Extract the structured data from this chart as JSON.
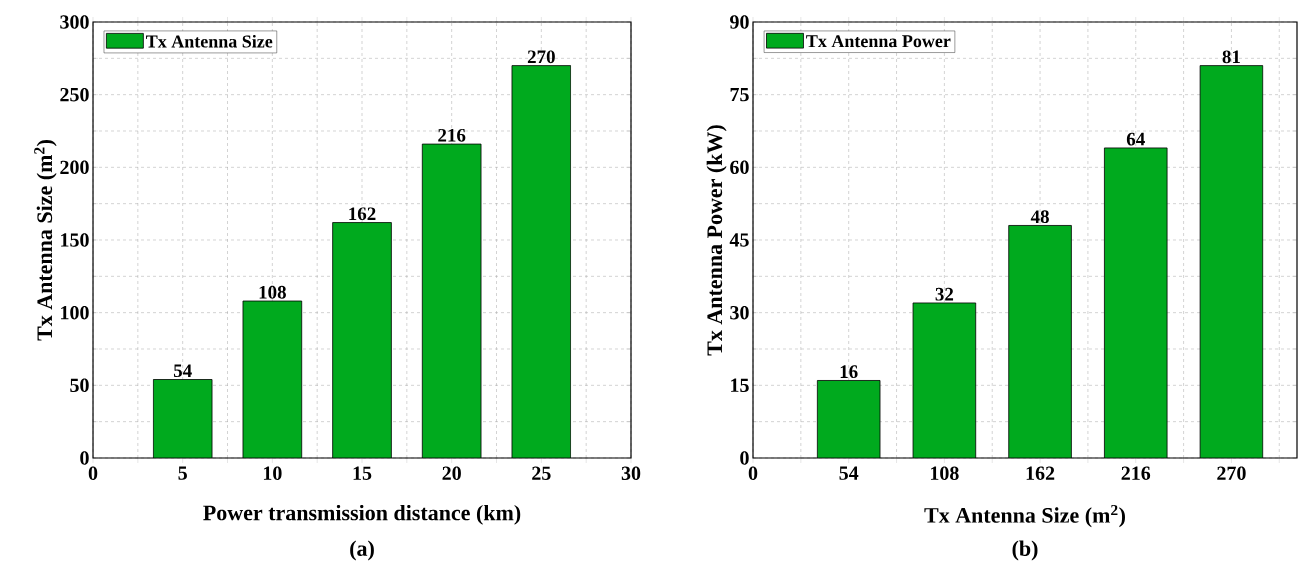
{
  "chart_data": [
    {
      "type": "bar",
      "x": [
        5,
        10,
        15,
        20,
        25
      ],
      "xlabel": "Power transmission distance (km)",
      "ylabel": "Tx Antenna Size (m$^{2}$)",
      "series": [
        {
          "name": "Tx Antenna Size",
          "color": "#00aa1e",
          "values": [
            54,
            108,
            162,
            216,
            270
          ]
        }
      ],
      "xlim": [
        0,
        30
      ],
      "xticks": [
        0,
        {
          "value": 2.5,
          "label": null
        },
        5,
        {
          "value": 7.5,
          "label": null
        },
        10,
        {
          "value": 12.5,
          "label": null
        },
        15,
        {
          "value": 17.5,
          "label": null
        },
        20,
        {
          "value": 22.5,
          "label": null
        },
        25,
        {
          "value": 27.5,
          "label": null
        },
        30
      ],
      "ylim": [
        0,
        300
      ],
      "yticks": [
        0,
        {
          "value": 25,
          "label": null
        },
        50,
        {
          "value": 75,
          "label": null
        },
        100,
        {
          "value": 125,
          "label": null
        },
        150,
        {
          "value": 175,
          "label": null
        },
        200,
        {
          "value": 225,
          "label": null
        },
        250,
        {
          "value": 275,
          "label": null
        },
        300
      ],
      "grid": true,
      "legend": "top left",
      "data_labels": true,
      "annotations": [
        "(a)"
      ]
    },
    {
      "type": "bar",
      "x": [
        54,
        108,
        162,
        216,
        270
      ],
      "xlabel": "Tx Antenna Size (m$^{2}$)",
      "ylabel": "Tx Antenna Power (kW)",
      "series": [
        {
          "name": "Tx Antenna Power",
          "color": "#00aa1e",
          "values": [
            16,
            32,
            48,
            64,
            81
          ]
        }
      ],
      "xlim": [
        0,
        307
      ],
      "xticks": [
        0,
        {
          "value": 27,
          "label": null
        },
        54,
        {
          "value": 81,
          "label": null
        },
        108,
        {
          "value": 135,
          "label": null
        },
        162,
        {
          "value": 189,
          "label": null
        },
        216,
        {
          "value": 243,
          "label": null
        },
        270,
        {
          "value": 297,
          "label": null
        }
      ],
      "ylim": [
        0,
        90
      ],
      "yticks": [
        0,
        {
          "value": 7.5,
          "label": null
        },
        15,
        {
          "value": 22.5,
          "label": null
        },
        30,
        {
          "value": 37.5,
          "label": null
        },
        45,
        {
          "value": 52.5,
          "label": null
        },
        60,
        {
          "value": 67.5,
          "label": null
        },
        75,
        {
          "value": 82.5,
          "label": null
        },
        90
      ],
      "grid": true,
      "legend": "top left",
      "data_labels": true,
      "annotations": [
        "(b)"
      ]
    }
  ]
}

++++

• REQUIRED TASK
Leave out the pictures and output the rest of the material exactly as written.

• RESULT OF THIS TASK
Extract the structured data from this chart as JSON.
{
  "chart_data": [
    {
      "type": "bar",
      "x": [
        5,
        10,
        15,
        20,
        25
      ],
      "xlabel": "Power transmission distance (km)",
      "ylabel": "Tx Antenna Size (m$^{2}$)",
      "series": [
        {
          "name": "Tx Antenna Size",
          "color": "#00aa1e",
          "values": [
            54,
            108,
            162,
            216,
            270
          ]
        }
      ],
      "xlim": [
        0,
        30
      ],
      "xticks": [
        0,
        {
          "value": 2.5,
          "label": null
        },
        5,
        {
          "value": 7.5,
          "label": null
        },
        10,
        {
          "value": 12.5,
          "label": null
        },
        15,
        {
          "value": 17.5,
          "label": null
        },
        20,
        {
          "value": 22.5,
          "label": null
        },
        25,
        {
          "value": 27.5,
          "label": null
        },
        30
      ],
      "ylim": [
        0,
        300
      ],
      "yticks": [
        0,
        {
          "value": 25,
          "label": null
        },
        50,
        {
          "value": 75,
          "label": null
        },
        100,
        {
          "value": 125,
          "label": null
        },
        150,
        {
          "value": 175,
          "label": null
        },
        200,
        {
          "value": 225,
          "label": null
        },
        250,
        {
          "value": 275,
          "label": null
        },
        300
      ],
      "grid": true,
      "legend": "top left",
      "data_labels": true,
      "annotations": [
        "(a)"
      ]
    },
    {
      "type": "bar",
      "x": [
        54,
        108,
        162,
        216,
        270
      ],
      "xlabel": "Tx Antenna Size (m$^{2}$)",
      "ylabel": "Tx Antenna Power (kW)",
      "series": [
        {
          "name": "Tx Antenna Power",
          "color": "#00aa1e",
          "values": [
            16,
            32,
            48,
            64,
            81
          ]
        }
      ],
      "xlim": [
        0,
        307
      ],
      "xticks": [
        0,
        {
          "value": 27,
          "label": null
        },
        54,
        {
          "value": 81,
          "label": null
        },
        108,
        {
          "value": 135,
          "label": null
        },
        162,
        {
          "value": 189,
          "label": null
        },
        216,
        {
          "value": 243,
          "label": null
        },
        270,
        {
          "value": 297,
          "label": null
        }
      ],
      "ylim": [
        0,
        90
      ],
      "yticks": [
        0,
        {
          "value": 7.5,
          "label": null
        },
        15,
        {
          "value": 22.5,
          "label": null
        },
        30,
        {
          "value": 37.5,
          "label": null
        },
        45,
        {
          "value": 52.5,
          "label": null
        },
        60,
        {
          "value": 67.5,
          "label": null
        },
        75,
        {
          "value": 82.5,
          "label": null
        },
        90
      ],
      "grid": true,
      "legend": "top left",
      "data_labels": true,
      "annotations": [
        "(b)"
      ]
    }
  ]
}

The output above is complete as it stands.